Given task
Without the pictures, copy the entries below word for word.

+ + + + + + +

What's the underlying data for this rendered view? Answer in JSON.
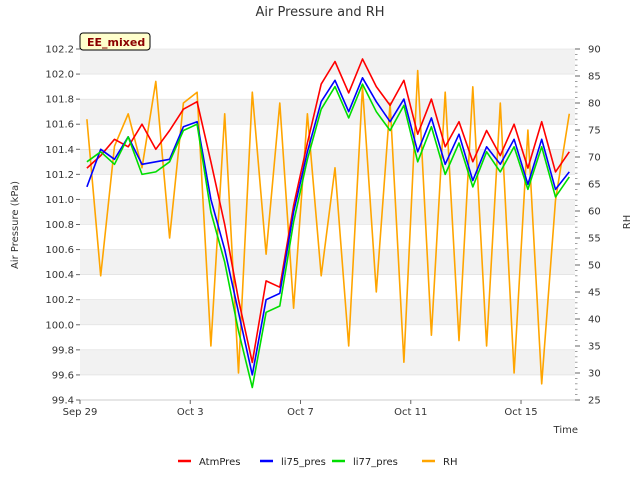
{
  "chart_data": {
    "type": "line",
    "title": "Air Pressure and RH",
    "badge": "EE_mixed",
    "xlabel": "Time",
    "ylabel": "Air Pressure (kPa)",
    "y2label": "RH",
    "ylim": [
      99.4,
      102.2
    ],
    "y2lim": [
      25,
      90
    ],
    "y_ticks": [
      "99.4",
      "99.6",
      "99.8",
      "100.0",
      "100.2",
      "100.4",
      "100.6",
      "100.8",
      "101.0",
      "101.2",
      "101.4",
      "101.6",
      "101.8",
      "102.0",
      "102.2"
    ],
    "y2_ticks": [
      "25",
      "30",
      "35",
      "40",
      "45",
      "50",
      "55",
      "60",
      "65",
      "70",
      "75",
      "80",
      "85",
      "90"
    ],
    "x_range": [
      "2023-09-29",
      "2023-10-16T23:00"
    ],
    "x_ticks": [
      {
        "date": "2023-09-29",
        "label": "Sep 29"
      },
      {
        "date": "2023-10-03",
        "label": "Oct 3"
      },
      {
        "date": "2023-10-07",
        "label": "Oct 7"
      },
      {
        "date": "2023-10-11",
        "label": "Oct 11"
      },
      {
        "date": "2023-10-15",
        "label": "Oct 15"
      }
    ],
    "grid": "horizontal bands",
    "legend_position": "bottom",
    "x": [
      "2023-09-29T06:00",
      "2023-09-29T18:00",
      "2023-09-30T06:00",
      "2023-09-30T18:00",
      "2023-10-01T06:00",
      "2023-10-01T18:00",
      "2023-10-02T06:00",
      "2023-10-02T18:00",
      "2023-10-03T06:00",
      "2023-10-03T18:00",
      "2023-10-04T06:00",
      "2023-10-04T18:00",
      "2023-10-05T06:00",
      "2023-10-05T18:00",
      "2023-10-06T06:00",
      "2023-10-06T18:00",
      "2023-10-07T06:00",
      "2023-10-07T18:00",
      "2023-10-08T06:00",
      "2023-10-08T18:00",
      "2023-10-09T06:00",
      "2023-10-09T18:00",
      "2023-10-10T06:00",
      "2023-10-10T18:00",
      "2023-10-11T06:00",
      "2023-10-11T18:00",
      "2023-10-12T06:00",
      "2023-10-12T18:00",
      "2023-10-13T06:00",
      "2023-10-13T18:00",
      "2023-10-14T06:00",
      "2023-10-14T18:00",
      "2023-10-15T06:00",
      "2023-10-15T18:00",
      "2023-10-16T06:00",
      "2023-10-16T18:00"
    ],
    "series": [
      {
        "name": "AtmPres",
        "color": "#ff0000",
        "axis": "left",
        "values": [
          101.25,
          101.35,
          101.48,
          101.42,
          101.6,
          101.4,
          101.55,
          101.72,
          101.78,
          101.3,
          100.8,
          100.2,
          99.7,
          100.35,
          100.3,
          100.95,
          101.45,
          101.92,
          102.1,
          101.85,
          102.12,
          101.9,
          101.75,
          101.95,
          101.52,
          101.8,
          101.42,
          101.62,
          101.3,
          101.55,
          101.35,
          101.6,
          101.25,
          101.62,
          101.22,
          101.38
        ]
      },
      {
        "name": "li75_pres",
        "color": "#0000ff",
        "axis": "left",
        "values": [
          101.1,
          101.4,
          101.32,
          101.5,
          101.28,
          101.3,
          101.32,
          101.58,
          101.62,
          101.0,
          100.6,
          100.1,
          99.6,
          100.2,
          100.25,
          100.9,
          101.38,
          101.78,
          101.95,
          101.7,
          101.97,
          101.78,
          101.62,
          101.8,
          101.38,
          101.65,
          101.28,
          101.52,
          101.15,
          101.42,
          101.28,
          101.48,
          101.12,
          101.48,
          101.08,
          101.22
        ]
      },
      {
        "name": "li77_pres",
        "color": "#00dd00",
        "axis": "left",
        "values": [
          101.3,
          101.38,
          101.28,
          101.5,
          101.2,
          101.22,
          101.3,
          101.55,
          101.6,
          100.9,
          100.5,
          99.95,
          99.5,
          100.1,
          100.15,
          100.82,
          101.32,
          101.72,
          101.9,
          101.65,
          101.92,
          101.7,
          101.55,
          101.75,
          101.3,
          101.58,
          101.2,
          101.45,
          101.1,
          101.38,
          101.22,
          101.42,
          101.08,
          101.42,
          101.02,
          101.18
        ]
      },
      {
        "name": "RH",
        "color": "#ffa500",
        "axis": "right",
        "values": [
          77,
          48,
          72,
          78,
          68,
          84,
          55,
          80,
          82,
          35,
          78,
          30,
          82,
          52,
          80,
          42,
          78,
          48,
          68,
          35,
          83,
          45,
          80,
          32,
          86,
          37,
          82,
          36,
          83,
          35,
          80,
          30,
          75,
          28,
          62,
          78
        ]
      }
    ]
  }
}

+ + + + + + +

Output
What's the underlying data for this rendered view? Answer in JSON.
{
  "chart_data": {
    "type": "line",
    "title": "Air Pressure and RH",
    "badge": "EE_mixed",
    "xlabel": "Time",
    "ylabel": "Air Pressure (kPa)",
    "y2label": "RH",
    "ylim": [
      99.4,
      102.2
    ],
    "y2lim": [
      25,
      90
    ],
    "y_ticks": [
      "99.4",
      "99.6",
      "99.8",
      "100.0",
      "100.2",
      "100.4",
      "100.6",
      "100.8",
      "101.0",
      "101.2",
      "101.4",
      "101.6",
      "101.8",
      "102.0",
      "102.2"
    ],
    "y2_ticks": [
      "25",
      "30",
      "35",
      "40",
      "45",
      "50",
      "55",
      "60",
      "65",
      "70",
      "75",
      "80",
      "85",
      "90"
    ],
    "x_range": [
      "2023-09-29",
      "2023-10-16T23:00"
    ],
    "x_ticks": [
      {
        "date": "2023-09-29",
        "label": "Sep 29"
      },
      {
        "date": "2023-10-03",
        "label": "Oct 3"
      },
      {
        "date": "2023-10-07",
        "label": "Oct 7"
      },
      {
        "date": "2023-10-11",
        "label": "Oct 11"
      },
      {
        "date": "2023-10-15",
        "label": "Oct 15"
      }
    ],
    "grid": "horizontal bands",
    "legend_position": "bottom",
    "x": [
      "2023-09-29T06:00",
      "2023-09-29T18:00",
      "2023-09-30T06:00",
      "2023-09-30T18:00",
      "2023-10-01T06:00",
      "2023-10-01T18:00",
      "2023-10-02T06:00",
      "2023-10-02T18:00",
      "2023-10-03T06:00",
      "2023-10-03T18:00",
      "2023-10-04T06:00",
      "2023-10-04T18:00",
      "2023-10-05T06:00",
      "2023-10-05T18:00",
      "2023-10-06T06:00",
      "2023-10-06T18:00",
      "2023-10-07T06:00",
      "2023-10-07T18:00",
      "2023-10-08T06:00",
      "2023-10-08T18:00",
      "2023-10-09T06:00",
      "2023-10-09T18:00",
      "2023-10-10T06:00",
      "2023-10-10T18:00",
      "2023-10-11T06:00",
      "2023-10-11T18:00",
      "2023-10-12T06:00",
      "2023-10-12T18:00",
      "2023-10-13T06:00",
      "2023-10-13T18:00",
      "2023-10-14T06:00",
      "2023-10-14T18:00",
      "2023-10-15T06:00",
      "2023-10-15T18:00",
      "2023-10-16T06:00",
      "2023-10-16T18:00"
    ],
    "series": [
      {
        "name": "AtmPres",
        "color": "#ff0000",
        "axis": "left",
        "values": [
          101.25,
          101.35,
          101.48,
          101.42,
          101.6,
          101.4,
          101.55,
          101.72,
          101.78,
          101.3,
          100.8,
          100.2,
          99.7,
          100.35,
          100.3,
          100.95,
          101.45,
          101.92,
          102.1,
          101.85,
          102.12,
          101.9,
          101.75,
          101.95,
          101.52,
          101.8,
          101.42,
          101.62,
          101.3,
          101.55,
          101.35,
          101.6,
          101.25,
          101.62,
          101.22,
          101.38
        ]
      },
      {
        "name": "li75_pres",
        "color": "#0000ff",
        "axis": "left",
        "values": [
          101.1,
          101.4,
          101.32,
          101.5,
          101.28,
          101.3,
          101.32,
          101.58,
          101.62,
          101.0,
          100.6,
          100.1,
          99.6,
          100.2,
          100.25,
          100.9,
          101.38,
          101.78,
          101.95,
          101.7,
          101.97,
          101.78,
          101.62,
          101.8,
          101.38,
          101.65,
          101.28,
          101.52,
          101.15,
          101.42,
          101.28,
          101.48,
          101.12,
          101.48,
          101.08,
          101.22
        ]
      },
      {
        "name": "li77_pres",
        "color": "#00dd00",
        "axis": "left",
        "values": [
          101.3,
          101.38,
          101.28,
          101.5,
          101.2,
          101.22,
          101.3,
          101.55,
          101.6,
          100.9,
          100.5,
          99.95,
          99.5,
          100.1,
          100.15,
          100.82,
          101.32,
          101.72,
          101.9,
          101.65,
          101.92,
          101.7,
          101.55,
          101.75,
          101.3,
          101.58,
          101.2,
          101.45,
          101.1,
          101.38,
          101.22,
          101.42,
          101.08,
          101.42,
          101.02,
          101.18
        ]
      },
      {
        "name": "RH",
        "color": "#ffa500",
        "axis": "right",
        "values": [
          77,
          48,
          72,
          78,
          68,
          84,
          55,
          80,
          82,
          35,
          78,
          30,
          82,
          52,
          80,
          42,
          78,
          48,
          68,
          35,
          83,
          45,
          80,
          32,
          86,
          37,
          82,
          36,
          83,
          35,
          80,
          30,
          75,
          28,
          62,
          78
        ]
      }
    ]
  }
}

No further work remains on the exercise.